begin

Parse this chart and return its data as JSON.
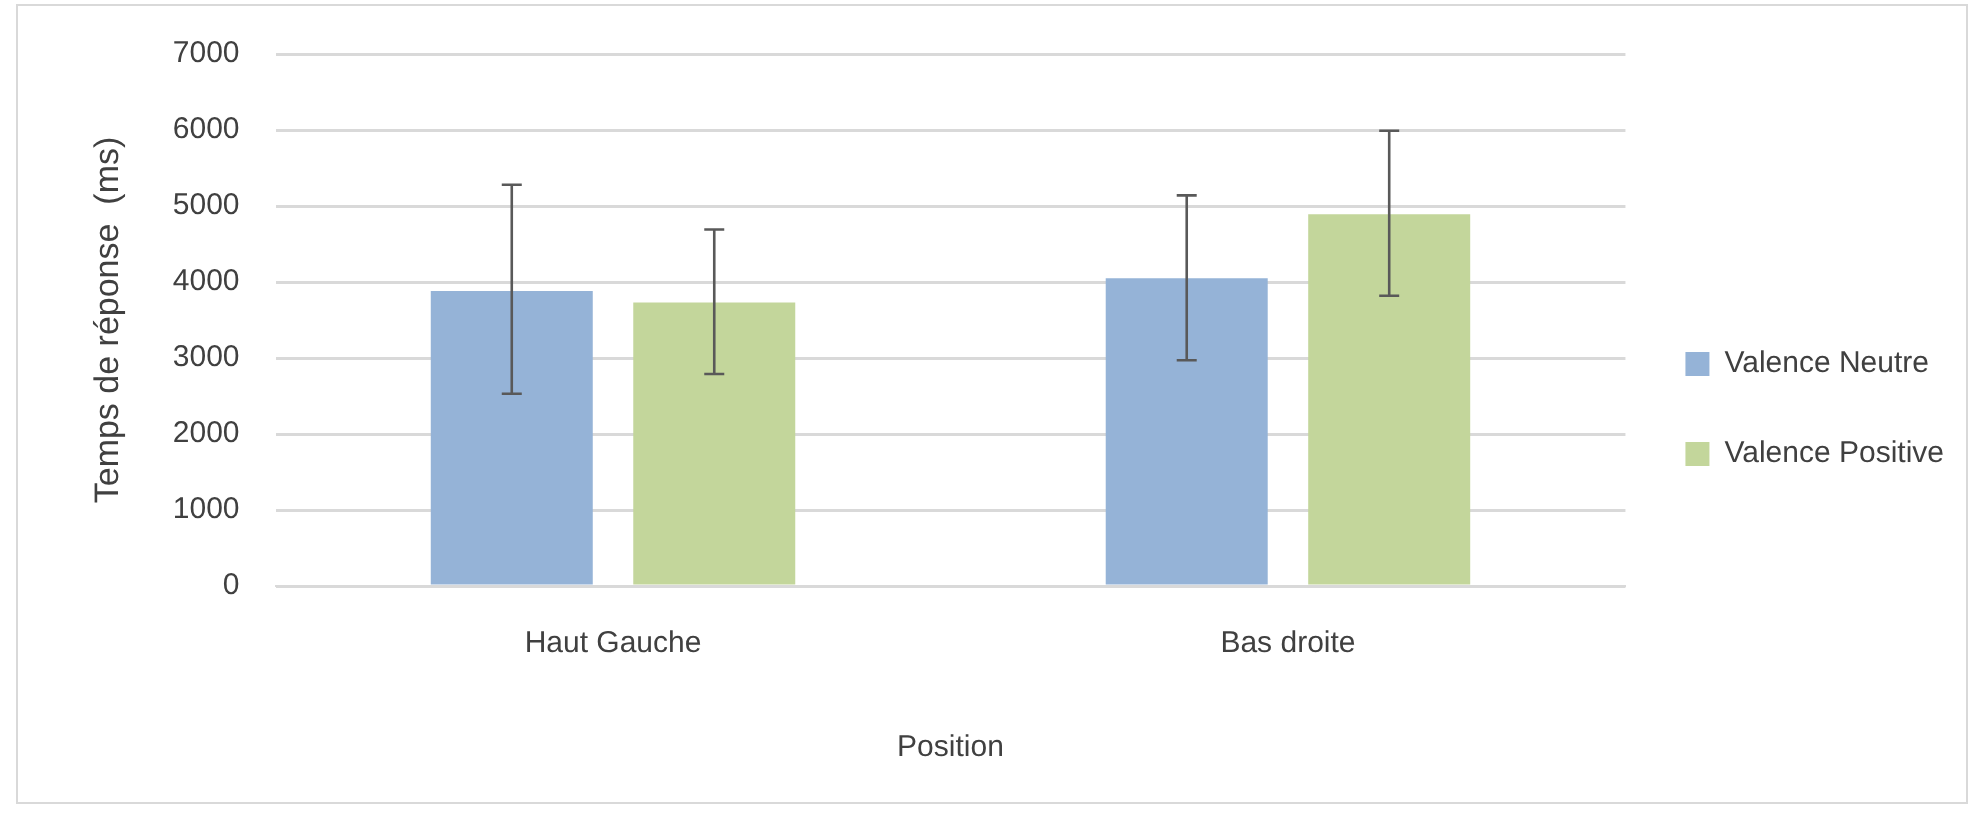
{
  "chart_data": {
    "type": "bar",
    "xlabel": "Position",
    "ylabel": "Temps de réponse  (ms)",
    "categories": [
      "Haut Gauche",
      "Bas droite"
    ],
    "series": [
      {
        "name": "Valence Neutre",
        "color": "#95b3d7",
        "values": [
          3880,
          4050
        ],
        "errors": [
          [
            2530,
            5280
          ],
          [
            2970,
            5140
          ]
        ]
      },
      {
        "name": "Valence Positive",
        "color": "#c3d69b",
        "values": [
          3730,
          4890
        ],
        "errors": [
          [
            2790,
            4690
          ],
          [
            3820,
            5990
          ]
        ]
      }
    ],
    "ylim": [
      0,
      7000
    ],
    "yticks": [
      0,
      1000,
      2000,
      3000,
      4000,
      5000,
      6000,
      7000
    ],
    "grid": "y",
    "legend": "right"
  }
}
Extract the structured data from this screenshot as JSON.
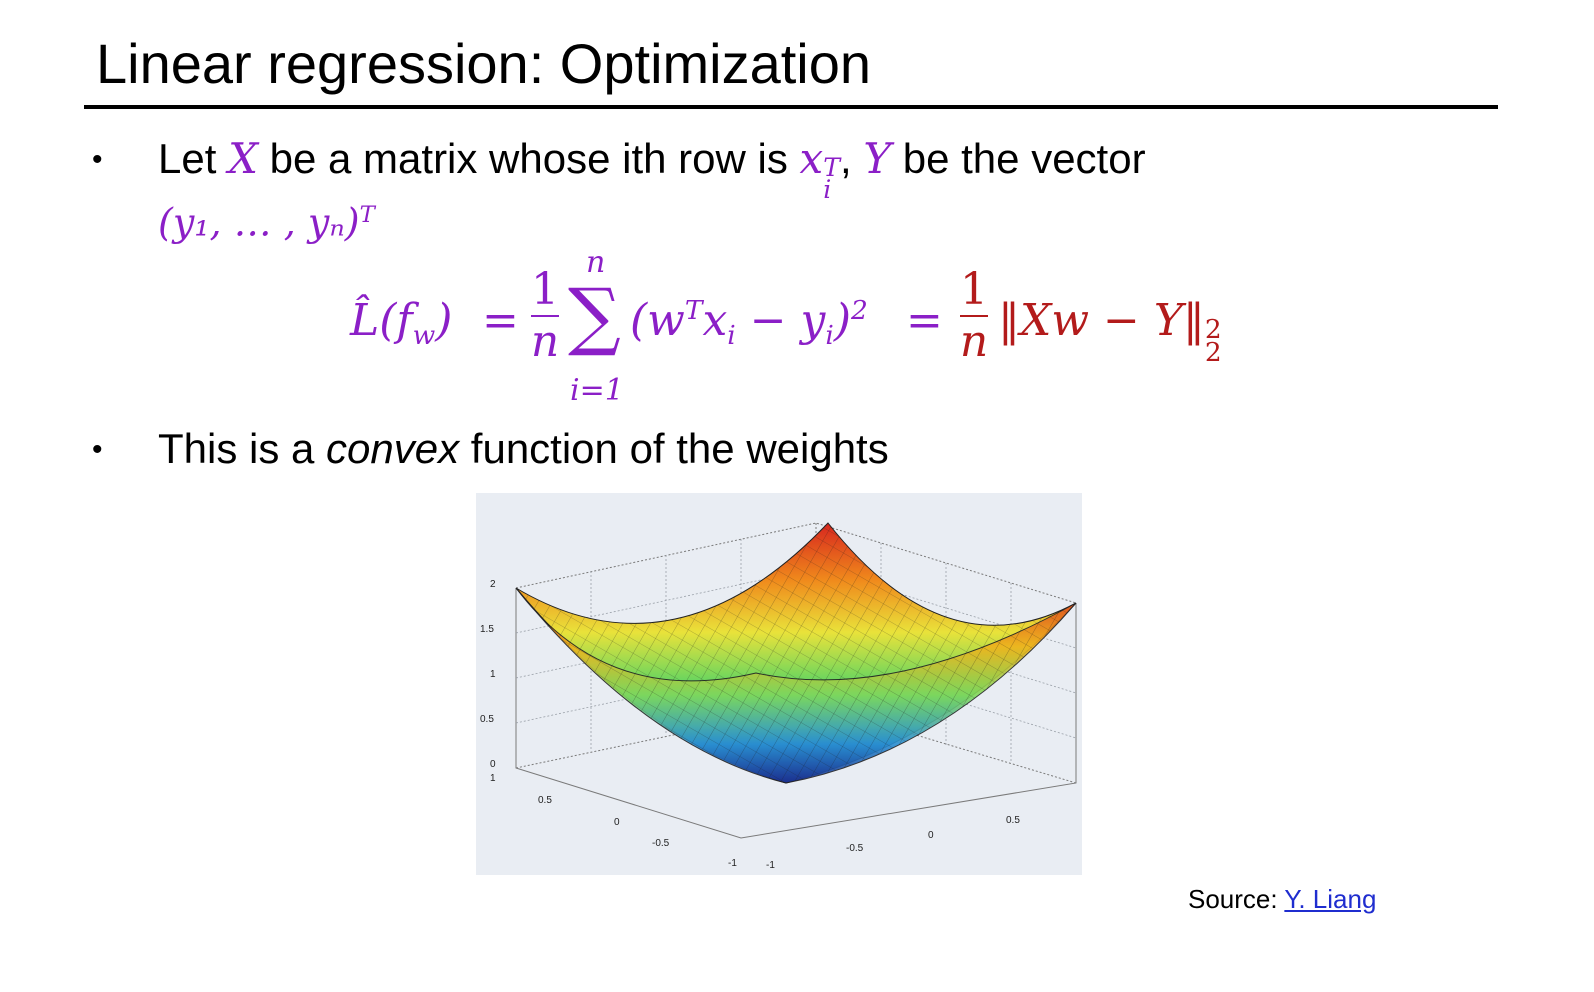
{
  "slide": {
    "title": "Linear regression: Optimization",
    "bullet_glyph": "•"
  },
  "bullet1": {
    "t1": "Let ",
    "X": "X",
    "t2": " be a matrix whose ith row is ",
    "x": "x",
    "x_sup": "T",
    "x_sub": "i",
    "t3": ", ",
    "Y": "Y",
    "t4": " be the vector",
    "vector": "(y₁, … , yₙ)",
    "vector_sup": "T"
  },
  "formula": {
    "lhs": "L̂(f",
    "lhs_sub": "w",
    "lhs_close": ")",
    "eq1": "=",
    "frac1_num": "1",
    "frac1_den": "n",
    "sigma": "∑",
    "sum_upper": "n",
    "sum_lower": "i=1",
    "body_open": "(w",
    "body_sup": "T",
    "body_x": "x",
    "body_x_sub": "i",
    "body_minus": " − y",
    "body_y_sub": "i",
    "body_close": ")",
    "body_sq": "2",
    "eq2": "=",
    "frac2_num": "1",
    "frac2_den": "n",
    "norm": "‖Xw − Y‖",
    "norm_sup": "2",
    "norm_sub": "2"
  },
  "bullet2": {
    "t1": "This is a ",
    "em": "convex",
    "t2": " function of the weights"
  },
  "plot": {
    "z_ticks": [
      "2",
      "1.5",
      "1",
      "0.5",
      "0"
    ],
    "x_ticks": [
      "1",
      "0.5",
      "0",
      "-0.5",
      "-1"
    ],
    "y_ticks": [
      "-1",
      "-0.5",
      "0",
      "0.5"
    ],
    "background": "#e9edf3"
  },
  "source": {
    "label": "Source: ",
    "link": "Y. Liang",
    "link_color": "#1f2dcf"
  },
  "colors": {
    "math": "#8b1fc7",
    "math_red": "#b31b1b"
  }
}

end
begin

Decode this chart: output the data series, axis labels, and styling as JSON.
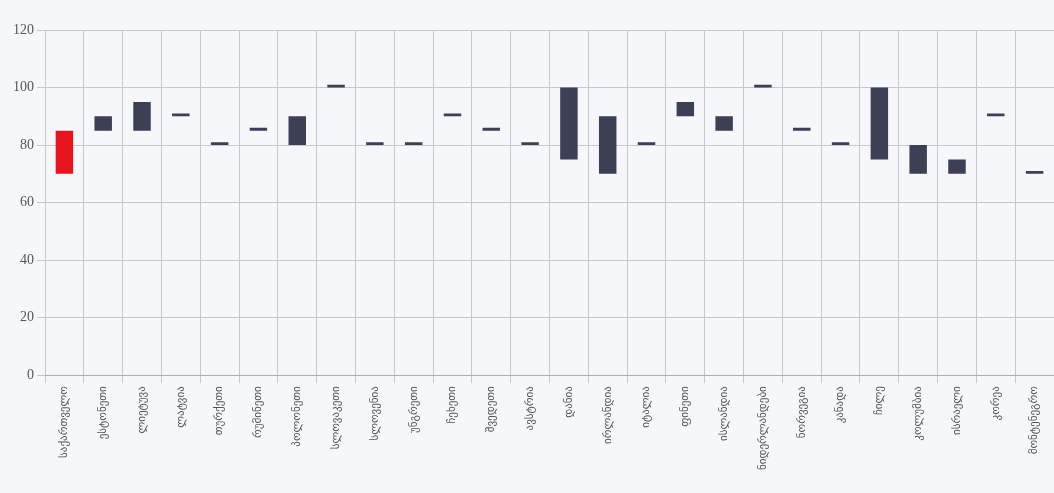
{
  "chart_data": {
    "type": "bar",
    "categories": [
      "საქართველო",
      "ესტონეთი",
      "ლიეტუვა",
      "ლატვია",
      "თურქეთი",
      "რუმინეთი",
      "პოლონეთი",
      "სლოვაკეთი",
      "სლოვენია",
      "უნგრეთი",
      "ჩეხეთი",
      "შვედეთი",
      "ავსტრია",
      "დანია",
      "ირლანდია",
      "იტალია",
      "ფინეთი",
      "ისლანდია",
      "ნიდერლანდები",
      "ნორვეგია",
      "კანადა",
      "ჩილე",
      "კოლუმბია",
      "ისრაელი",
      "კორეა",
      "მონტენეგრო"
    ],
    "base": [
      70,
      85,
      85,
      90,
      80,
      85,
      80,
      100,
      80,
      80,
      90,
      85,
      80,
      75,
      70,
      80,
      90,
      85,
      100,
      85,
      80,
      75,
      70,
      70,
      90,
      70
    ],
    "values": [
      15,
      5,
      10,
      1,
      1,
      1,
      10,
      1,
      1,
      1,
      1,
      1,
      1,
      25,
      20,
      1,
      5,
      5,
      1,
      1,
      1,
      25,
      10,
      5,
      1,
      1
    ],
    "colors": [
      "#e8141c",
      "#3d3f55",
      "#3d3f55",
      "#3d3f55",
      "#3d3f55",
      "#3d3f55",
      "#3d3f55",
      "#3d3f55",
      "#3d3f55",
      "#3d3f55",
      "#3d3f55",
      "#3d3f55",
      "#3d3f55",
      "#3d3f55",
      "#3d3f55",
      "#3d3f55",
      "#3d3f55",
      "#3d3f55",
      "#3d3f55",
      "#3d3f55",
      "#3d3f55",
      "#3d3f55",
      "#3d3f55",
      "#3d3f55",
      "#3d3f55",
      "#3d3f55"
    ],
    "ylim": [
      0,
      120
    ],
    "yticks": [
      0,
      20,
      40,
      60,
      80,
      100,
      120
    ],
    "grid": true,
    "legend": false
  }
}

end

#### Problem requirements
Each line in the entries above that includes the string "name" should be extracted.

#### Exercise output
        "name": "Valence Neutre",
        "name": "Valence Positive",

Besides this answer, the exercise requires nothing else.